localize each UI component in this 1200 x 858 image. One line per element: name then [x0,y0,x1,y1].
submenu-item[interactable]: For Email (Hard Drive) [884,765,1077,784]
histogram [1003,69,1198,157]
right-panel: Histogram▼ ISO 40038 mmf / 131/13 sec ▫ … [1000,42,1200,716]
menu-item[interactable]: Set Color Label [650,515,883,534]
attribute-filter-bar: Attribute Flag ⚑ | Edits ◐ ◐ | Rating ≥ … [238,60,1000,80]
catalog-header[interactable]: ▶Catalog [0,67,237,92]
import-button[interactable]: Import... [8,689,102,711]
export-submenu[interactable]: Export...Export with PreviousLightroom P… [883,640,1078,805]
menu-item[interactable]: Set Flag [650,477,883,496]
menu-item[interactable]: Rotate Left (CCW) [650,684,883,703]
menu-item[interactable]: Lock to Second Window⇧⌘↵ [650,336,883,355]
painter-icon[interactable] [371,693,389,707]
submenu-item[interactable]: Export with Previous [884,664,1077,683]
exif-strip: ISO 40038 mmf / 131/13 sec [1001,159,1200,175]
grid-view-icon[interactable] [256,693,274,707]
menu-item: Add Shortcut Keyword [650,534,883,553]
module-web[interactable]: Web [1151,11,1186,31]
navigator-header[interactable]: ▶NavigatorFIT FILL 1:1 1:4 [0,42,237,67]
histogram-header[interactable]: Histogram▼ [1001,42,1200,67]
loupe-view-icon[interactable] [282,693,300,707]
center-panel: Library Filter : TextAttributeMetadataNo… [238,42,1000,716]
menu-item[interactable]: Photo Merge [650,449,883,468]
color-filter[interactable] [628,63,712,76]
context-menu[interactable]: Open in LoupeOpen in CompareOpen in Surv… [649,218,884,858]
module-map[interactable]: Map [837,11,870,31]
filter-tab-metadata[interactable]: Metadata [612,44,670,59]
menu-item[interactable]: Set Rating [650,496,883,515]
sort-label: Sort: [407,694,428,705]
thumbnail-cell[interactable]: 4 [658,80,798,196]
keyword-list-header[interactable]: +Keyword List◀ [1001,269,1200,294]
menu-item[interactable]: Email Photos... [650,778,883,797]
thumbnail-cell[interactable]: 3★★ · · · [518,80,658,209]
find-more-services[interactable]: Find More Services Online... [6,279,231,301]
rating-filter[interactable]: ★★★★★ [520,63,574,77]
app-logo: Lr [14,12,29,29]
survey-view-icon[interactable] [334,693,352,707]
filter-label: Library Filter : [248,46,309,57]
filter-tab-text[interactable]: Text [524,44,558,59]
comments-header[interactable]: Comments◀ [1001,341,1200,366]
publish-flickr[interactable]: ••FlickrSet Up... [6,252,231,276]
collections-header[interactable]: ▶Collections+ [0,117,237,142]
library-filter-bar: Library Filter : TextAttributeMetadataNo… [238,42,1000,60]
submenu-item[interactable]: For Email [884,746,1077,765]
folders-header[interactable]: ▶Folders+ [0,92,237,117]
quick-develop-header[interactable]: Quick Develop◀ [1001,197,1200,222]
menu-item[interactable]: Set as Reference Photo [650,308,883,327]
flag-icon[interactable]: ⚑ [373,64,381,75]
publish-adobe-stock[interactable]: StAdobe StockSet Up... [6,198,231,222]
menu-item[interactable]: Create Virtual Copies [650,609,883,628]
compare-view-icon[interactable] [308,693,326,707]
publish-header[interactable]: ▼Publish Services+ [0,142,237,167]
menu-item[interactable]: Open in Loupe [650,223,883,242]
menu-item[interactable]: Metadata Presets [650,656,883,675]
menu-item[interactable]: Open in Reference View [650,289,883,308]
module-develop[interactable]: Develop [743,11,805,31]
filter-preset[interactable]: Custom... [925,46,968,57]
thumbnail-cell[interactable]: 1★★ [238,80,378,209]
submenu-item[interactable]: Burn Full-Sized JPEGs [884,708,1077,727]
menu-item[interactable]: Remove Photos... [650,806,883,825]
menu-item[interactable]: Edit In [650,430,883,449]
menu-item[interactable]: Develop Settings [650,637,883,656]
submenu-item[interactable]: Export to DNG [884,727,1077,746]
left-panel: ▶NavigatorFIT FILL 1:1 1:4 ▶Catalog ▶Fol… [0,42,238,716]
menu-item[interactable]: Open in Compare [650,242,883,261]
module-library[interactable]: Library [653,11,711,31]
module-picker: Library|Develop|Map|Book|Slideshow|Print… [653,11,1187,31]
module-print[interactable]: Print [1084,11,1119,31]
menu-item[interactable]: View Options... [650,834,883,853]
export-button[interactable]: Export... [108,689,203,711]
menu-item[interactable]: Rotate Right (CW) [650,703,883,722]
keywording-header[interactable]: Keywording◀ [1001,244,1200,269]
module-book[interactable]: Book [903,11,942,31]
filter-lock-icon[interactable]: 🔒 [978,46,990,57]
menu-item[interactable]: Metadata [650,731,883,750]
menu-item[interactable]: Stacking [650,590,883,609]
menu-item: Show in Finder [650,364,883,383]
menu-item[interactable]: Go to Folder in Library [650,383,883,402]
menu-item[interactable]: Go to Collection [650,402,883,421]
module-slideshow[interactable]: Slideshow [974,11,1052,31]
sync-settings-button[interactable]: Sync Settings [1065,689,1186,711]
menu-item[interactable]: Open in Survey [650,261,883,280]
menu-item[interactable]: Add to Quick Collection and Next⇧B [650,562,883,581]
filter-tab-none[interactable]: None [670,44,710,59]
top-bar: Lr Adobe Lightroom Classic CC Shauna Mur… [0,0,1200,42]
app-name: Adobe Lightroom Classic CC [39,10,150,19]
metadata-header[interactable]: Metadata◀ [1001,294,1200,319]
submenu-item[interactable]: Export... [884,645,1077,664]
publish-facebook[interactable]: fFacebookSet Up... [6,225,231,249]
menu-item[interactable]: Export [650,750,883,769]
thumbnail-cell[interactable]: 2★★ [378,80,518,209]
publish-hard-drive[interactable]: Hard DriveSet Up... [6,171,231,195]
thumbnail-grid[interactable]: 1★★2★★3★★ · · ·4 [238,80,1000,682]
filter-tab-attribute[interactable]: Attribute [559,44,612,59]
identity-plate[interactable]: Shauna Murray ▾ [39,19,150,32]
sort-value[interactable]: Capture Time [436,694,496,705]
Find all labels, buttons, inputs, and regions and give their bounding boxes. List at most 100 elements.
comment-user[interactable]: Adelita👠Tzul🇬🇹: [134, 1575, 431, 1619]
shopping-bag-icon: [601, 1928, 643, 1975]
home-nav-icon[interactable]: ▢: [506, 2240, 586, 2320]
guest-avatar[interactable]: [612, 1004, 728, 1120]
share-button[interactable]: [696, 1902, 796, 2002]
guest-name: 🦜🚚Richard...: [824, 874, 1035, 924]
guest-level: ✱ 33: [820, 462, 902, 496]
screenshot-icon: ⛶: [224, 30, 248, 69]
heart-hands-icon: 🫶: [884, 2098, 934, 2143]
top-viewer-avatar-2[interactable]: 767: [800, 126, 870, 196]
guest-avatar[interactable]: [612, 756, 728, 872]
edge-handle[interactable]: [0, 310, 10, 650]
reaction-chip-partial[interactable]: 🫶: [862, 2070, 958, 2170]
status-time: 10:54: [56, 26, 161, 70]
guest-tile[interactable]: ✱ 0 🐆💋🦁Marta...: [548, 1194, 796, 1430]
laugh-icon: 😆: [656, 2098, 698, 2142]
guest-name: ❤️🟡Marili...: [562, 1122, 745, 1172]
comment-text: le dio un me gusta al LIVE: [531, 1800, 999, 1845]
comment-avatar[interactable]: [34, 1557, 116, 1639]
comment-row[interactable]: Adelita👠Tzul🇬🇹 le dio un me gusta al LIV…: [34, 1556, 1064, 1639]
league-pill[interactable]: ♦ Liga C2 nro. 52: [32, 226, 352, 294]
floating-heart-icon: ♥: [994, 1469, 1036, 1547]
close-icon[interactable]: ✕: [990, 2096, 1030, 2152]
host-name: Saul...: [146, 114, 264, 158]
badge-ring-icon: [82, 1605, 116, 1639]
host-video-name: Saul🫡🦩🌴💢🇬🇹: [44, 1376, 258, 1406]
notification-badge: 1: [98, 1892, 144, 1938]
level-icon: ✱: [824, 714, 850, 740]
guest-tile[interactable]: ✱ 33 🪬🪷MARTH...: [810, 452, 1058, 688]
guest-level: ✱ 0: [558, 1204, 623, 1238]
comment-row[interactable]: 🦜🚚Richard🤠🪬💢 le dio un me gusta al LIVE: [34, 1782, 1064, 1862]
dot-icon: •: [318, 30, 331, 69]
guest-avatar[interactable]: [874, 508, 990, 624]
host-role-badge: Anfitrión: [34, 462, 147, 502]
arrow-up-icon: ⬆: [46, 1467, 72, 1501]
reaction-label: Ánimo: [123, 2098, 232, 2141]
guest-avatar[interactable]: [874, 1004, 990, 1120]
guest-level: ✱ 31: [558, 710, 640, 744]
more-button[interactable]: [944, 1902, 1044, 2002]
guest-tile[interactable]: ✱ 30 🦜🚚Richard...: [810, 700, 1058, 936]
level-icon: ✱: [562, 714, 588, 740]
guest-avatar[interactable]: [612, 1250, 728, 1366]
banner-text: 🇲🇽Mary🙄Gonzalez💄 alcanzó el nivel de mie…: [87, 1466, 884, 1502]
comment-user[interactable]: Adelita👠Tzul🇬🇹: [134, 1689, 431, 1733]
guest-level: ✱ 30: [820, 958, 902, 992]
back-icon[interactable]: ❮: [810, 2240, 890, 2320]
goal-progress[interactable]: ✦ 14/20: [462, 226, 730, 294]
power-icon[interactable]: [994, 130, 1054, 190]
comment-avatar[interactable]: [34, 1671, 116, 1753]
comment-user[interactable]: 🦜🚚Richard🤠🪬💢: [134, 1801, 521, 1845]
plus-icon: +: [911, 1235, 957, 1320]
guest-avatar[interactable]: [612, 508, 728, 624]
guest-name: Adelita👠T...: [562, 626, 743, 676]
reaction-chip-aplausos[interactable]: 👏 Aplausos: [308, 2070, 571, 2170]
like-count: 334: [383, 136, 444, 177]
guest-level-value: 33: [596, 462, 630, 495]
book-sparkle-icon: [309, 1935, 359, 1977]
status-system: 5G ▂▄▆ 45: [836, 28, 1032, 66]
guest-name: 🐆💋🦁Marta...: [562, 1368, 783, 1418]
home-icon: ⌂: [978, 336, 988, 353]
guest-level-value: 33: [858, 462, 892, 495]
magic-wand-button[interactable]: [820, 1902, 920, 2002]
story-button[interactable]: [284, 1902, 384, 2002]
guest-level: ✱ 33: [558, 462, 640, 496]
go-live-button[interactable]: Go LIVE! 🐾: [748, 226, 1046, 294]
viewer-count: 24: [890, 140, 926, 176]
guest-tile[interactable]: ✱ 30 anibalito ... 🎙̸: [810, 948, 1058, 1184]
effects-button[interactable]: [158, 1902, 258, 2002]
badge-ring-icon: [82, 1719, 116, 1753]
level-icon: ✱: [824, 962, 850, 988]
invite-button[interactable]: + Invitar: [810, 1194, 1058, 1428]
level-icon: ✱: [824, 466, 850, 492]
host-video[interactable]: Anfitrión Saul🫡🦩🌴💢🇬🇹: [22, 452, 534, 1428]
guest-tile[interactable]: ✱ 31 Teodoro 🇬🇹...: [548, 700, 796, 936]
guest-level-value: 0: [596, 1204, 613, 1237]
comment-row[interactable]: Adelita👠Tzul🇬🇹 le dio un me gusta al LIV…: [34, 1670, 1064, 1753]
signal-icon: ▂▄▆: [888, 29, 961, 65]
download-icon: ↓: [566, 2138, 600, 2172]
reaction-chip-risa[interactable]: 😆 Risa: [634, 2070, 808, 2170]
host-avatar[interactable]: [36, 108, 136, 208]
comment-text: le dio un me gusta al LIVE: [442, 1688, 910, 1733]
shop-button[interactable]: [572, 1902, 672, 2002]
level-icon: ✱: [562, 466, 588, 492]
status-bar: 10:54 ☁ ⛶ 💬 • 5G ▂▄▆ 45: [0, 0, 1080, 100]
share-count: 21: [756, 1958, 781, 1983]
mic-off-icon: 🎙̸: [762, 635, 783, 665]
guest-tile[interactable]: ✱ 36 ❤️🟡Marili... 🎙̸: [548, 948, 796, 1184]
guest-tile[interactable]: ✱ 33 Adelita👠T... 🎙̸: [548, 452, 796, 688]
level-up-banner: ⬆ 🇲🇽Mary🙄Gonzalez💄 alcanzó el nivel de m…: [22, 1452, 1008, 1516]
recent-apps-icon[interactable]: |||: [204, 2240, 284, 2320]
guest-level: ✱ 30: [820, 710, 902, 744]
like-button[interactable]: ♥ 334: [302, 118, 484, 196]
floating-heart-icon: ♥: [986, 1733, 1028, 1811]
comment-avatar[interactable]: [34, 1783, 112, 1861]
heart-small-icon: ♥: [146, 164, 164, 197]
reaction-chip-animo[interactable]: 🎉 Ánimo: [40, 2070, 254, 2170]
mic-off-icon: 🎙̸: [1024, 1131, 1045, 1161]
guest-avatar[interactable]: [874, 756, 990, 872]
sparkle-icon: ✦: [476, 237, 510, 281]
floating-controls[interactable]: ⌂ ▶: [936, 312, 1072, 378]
-*-
Rewrite the items from the first line through the line containing "thumbnail-cell[interactable]: 3★★ ·" as a numbered list, leaving out any blank lines.

1. localize each UI component in this 1200 x 858 image. One line per element: name then [x0,y0,x1,y1].
2. submenu-item[interactable]: For Email (Hard Drive) [884,765,1077,784]
3. histogram [1003,69,1198,157]
4. right-panel: Histogram▼ ISO 40038 mmf / 131/13 sec ▫ … [1000,42,1200,716]
5. menu-item[interactable]: Set Color Label [650,515,883,534]
6. attribute-filter-bar: Attribute Flag ⚑ | Edits ◐ ◐ | Rating ≥ … [238,60,1000,80]
7. catalog-header[interactable]: ▶Catalog [0,67,237,92]
8. import-button[interactable]: Import... [8,689,102,711]
9. export-submenu[interactable]: Export...Export with PreviousLightroom P… [883,640,1078,805]
10. menu-item[interactable]: Set Flag [650,477,883,496]
11. menu-item[interactable]: Rotate Left (CCW) [650,684,883,703]
12. menu-item[interactable]: Lock to Second Window⇧⌘↵ [650,336,883,355]
13. painter-icon[interactable] [371,693,389,707]
14. submenu-item[interactable]: Export with Previous [884,664,1077,683]
15. exif-strip: ISO 40038 mmf / 131/13 sec [1001,159,1200,175]
16. grid-view-icon[interactable] [256,693,274,707]
17. menu-item: Add Shortcut Keyword [650,534,883,553]
18. module-web[interactable]: Web [1151,11,1186,31]
19. navigator-header[interactable]: ▶NavigatorFIT FILL 1:1 1:4 [0,42,237,67]
20. histogram-header[interactable]: Histogram▼ [1001,42,1200,67]
21. loupe-view-icon[interactable] [282,693,300,707]
22. center-panel: Library Filter : TextAttributeMetadataNo… [238,42,1000,716]
23. menu-item[interactable]: Photo Merge [650,449,883,468]
24. color-filter[interactable] [628,63,712,76]
25. context-menu[interactable]: Open in LoupeOpen in CompareOpen in Surv… [649,218,884,858]
26. module-map[interactable]: Map [837,11,870,31]
27. filter-tab-metadata[interactable]: Metadata [612,44,670,59]
28. menu-item[interactable]: Set Rating [650,496,883,515]
29. sort-label: Sort: [407,694,428,705]
30. thumbnail-cell[interactable]: 4 [658,80,798,196]
31. keyword-list-header[interactable]: +Keyword List◀ [1001,269,1200,294]
32. menu-item[interactable]: Email Photos... [650,778,883,797]
33. thumbnail-cell[interactable]: 3★★ · · · [518,80,658,209]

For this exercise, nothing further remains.